**Required work**: Make an exact copy of the records, with the pictures left out.

======== Data lines

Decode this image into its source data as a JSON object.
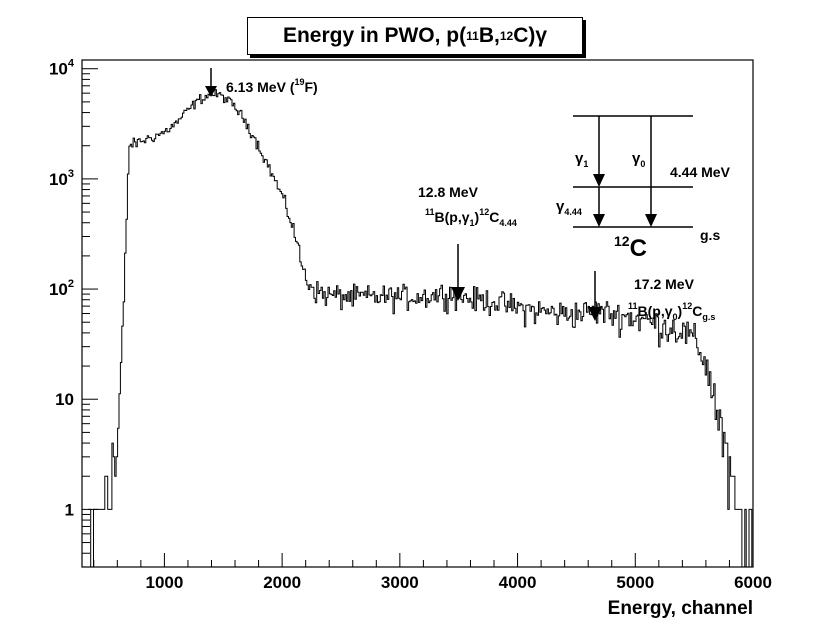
{
  "chart_data": {
    "type": "line",
    "title": "Energy in PWO, p(11B,12C)γ",
    "title_parts": {
      "prefix": "Energy in PWO, p(",
      "sup1": "11",
      "mid1": "B,",
      "sup2": "12",
      "mid2": "C)",
      "suffix": "γ"
    },
    "xlabel": "Energy, channel",
    "ylabel": "",
    "xscale": "linear",
    "yscale": "log",
    "xlim": [
      300,
      6000
    ],
    "ylim": [
      0.3,
      12000
    ],
    "grid": false,
    "legend": "none",
    "x_ticks": [
      {
        "value": 1000,
        "label": "1000"
      },
      {
        "value": 2000,
        "label": "2000"
      },
      {
        "value": 3000,
        "label": "3000"
      },
      {
        "value": 4000,
        "label": "4000"
      },
      {
        "value": 5000,
        "label": "5000"
      },
      {
        "value": 6000,
        "label": "6000"
      }
    ],
    "y_ticks": [
      {
        "value": 1,
        "label": "1"
      },
      {
        "value": 10,
        "label": "10"
      },
      {
        "value": 100,
        "label": "10",
        "exp": "2"
      },
      {
        "value": 1000,
        "label": "10",
        "exp": "3"
      },
      {
        "value": 10000,
        "label": "10",
        "exp": "4"
      }
    ],
    "series": [
      {
        "name": "PWO energy spectrum",
        "x": [
          350,
          400,
          450,
          500,
          550,
          600,
          650,
          700,
          750,
          800,
          900,
          1000,
          1100,
          1200,
          1300,
          1400,
          1450,
          1500,
          1600,
          1700,
          1800,
          1900,
          2000,
          2100,
          2150,
          2200,
          2300,
          2400,
          2600,
          2800,
          3000,
          3200,
          3400,
          3500,
          3600,
          3800,
          4000,
          4200,
          4400,
          4600,
          4700,
          4800,
          5000,
          5200,
          5400,
          5500,
          5600,
          5700,
          5800,
          5900,
          5950
        ],
        "y": [
          0.4,
          0.5,
          1.2,
          2,
          2.5,
          3.5,
          50,
          2000,
          2100,
          2200,
          2400,
          2650,
          3200,
          4200,
          5300,
          5900,
          5800,
          5600,
          4500,
          3200,
          2000,
          1200,
          700,
          350,
          200,
          125,
          95,
          88,
          85,
          85,
          86,
          86,
          92,
          88,
          82,
          78,
          68,
          63,
          60,
          62,
          64,
          60,
          55,
          48,
          42,
          35,
          22,
          8,
          2.5,
          0.6,
          0.4
        ]
      }
    ],
    "annotations": {
      "peak_19F": {
        "x": 1400,
        "label_main": "6.13 MeV (",
        "label_sup": "19",
        "label_end": "F)"
      },
      "peak_12_8": {
        "x": 3520,
        "energy": "12.8 MeV",
        "r_pre": "11",
        "r_mid": "B(p,γ",
        "r_sub1": "1",
        "r_close": ")",
        "r_sup2": "12",
        "r_end": "C",
        "r_sub2": "4.44"
      },
      "peak_17_2": {
        "x": 4700,
        "energy": "17.2 MeV",
        "r_pre": "11",
        "r_mid": "B(p,γ",
        "r_sub1": "0",
        "r_close": ")",
        "r_sup2": "12",
        "r_end": "C",
        "r_sub2": "g.s"
      },
      "level_scheme": {
        "gamma1": "γ",
        "gamma1_sub": "1",
        "gamma0": "γ",
        "gamma0_sub": "0",
        "gamma444": "γ",
        "gamma444_sub": "4.44",
        "level_444": "4.44 MeV",
        "level_gs": "g.s",
        "nucleus_sup": "12",
        "nucleus": "C"
      }
    }
  }
}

================

**Answer to this task**:
Decode this image into its source data as a JSON object.
{
  "chart_data": {
    "type": "line",
    "title": "Energy in PWO, p(11B,12C)γ",
    "title_parts": {
      "prefix": "Energy in PWO, p(",
      "sup1": "11",
      "mid1": "B,",
      "sup2": "12",
      "mid2": "C)",
      "suffix": "γ"
    },
    "xlabel": "Energy, channel",
    "ylabel": "",
    "xscale": "linear",
    "yscale": "log",
    "xlim": [
      300,
      6000
    ],
    "ylim": [
      0.3,
      12000
    ],
    "grid": false,
    "legend": "none",
    "x_ticks": [
      {
        "value": 1000,
        "label": "1000"
      },
      {
        "value": 2000,
        "label": "2000"
      },
      {
        "value": 3000,
        "label": "3000"
      },
      {
        "value": 4000,
        "label": "4000"
      },
      {
        "value": 5000,
        "label": "5000"
      },
      {
        "value": 6000,
        "label": "6000"
      }
    ],
    "y_ticks": [
      {
        "value": 1,
        "label": "1"
      },
      {
        "value": 10,
        "label": "10"
      },
      {
        "value": 100,
        "label": "10",
        "exp": "2"
      },
      {
        "value": 1000,
        "label": "10",
        "exp": "3"
      },
      {
        "value": 10000,
        "label": "10",
        "exp": "4"
      }
    ],
    "series": [
      {
        "name": "PWO energy spectrum",
        "x": [
          350,
          400,
          450,
          500,
          550,
          600,
          650,
          700,
          750,
          800,
          900,
          1000,
          1100,
          1200,
          1300,
          1400,
          1450,
          1500,
          1600,
          1700,
          1800,
          1900,
          2000,
          2100,
          2150,
          2200,
          2300,
          2400,
          2600,
          2800,
          3000,
          3200,
          3400,
          3500,
          3600,
          3800,
          4000,
          4200,
          4400,
          4600,
          4700,
          4800,
          5000,
          5200,
          5400,
          5500,
          5600,
          5700,
          5800,
          5900,
          5950
        ],
        "y": [
          0.4,
          0.5,
          1.2,
          2,
          2.5,
          3.5,
          50,
          2000,
          2100,
          2200,
          2400,
          2650,
          3200,
          4200,
          5300,
          5900,
          5800,
          5600,
          4500,
          3200,
          2000,
          1200,
          700,
          350,
          200,
          125,
          95,
          88,
          85,
          85,
          86,
          86,
          92,
          88,
          82,
          78,
          68,
          63,
          60,
          62,
          64,
          60,
          55,
          48,
          42,
          35,
          22,
          8,
          2.5,
          0.6,
          0.4
        ]
      }
    ],
    "annotations": {
      "peak_19F": {
        "x": 1400,
        "label_main": "6.13 MeV (",
        "label_sup": "19",
        "label_end": "F)"
      },
      "peak_12_8": {
        "x": 3520,
        "energy": "12.8 MeV",
        "r_pre": "11",
        "r_mid": "B(p,γ",
        "r_sub1": "1",
        "r_close": ")",
        "r_sup2": "12",
        "r_end": "C",
        "r_sub2": "4.44"
      },
      "peak_17_2": {
        "x": 4700,
        "energy": "17.2 MeV",
        "r_pre": "11",
        "r_mid": "B(p,γ",
        "r_sub1": "0",
        "r_close": ")",
        "r_sup2": "12",
        "r_end": "C",
        "r_sub2": "g.s"
      },
      "level_scheme": {
        "gamma1": "γ",
        "gamma1_sub": "1",
        "gamma0": "γ",
        "gamma0_sub": "0",
        "gamma444": "γ",
        "gamma444_sub": "4.44",
        "level_444": "4.44 MeV",
        "level_gs": "g.s",
        "nucleus_sup": "12",
        "nucleus": "C"
      }
    }
  }
}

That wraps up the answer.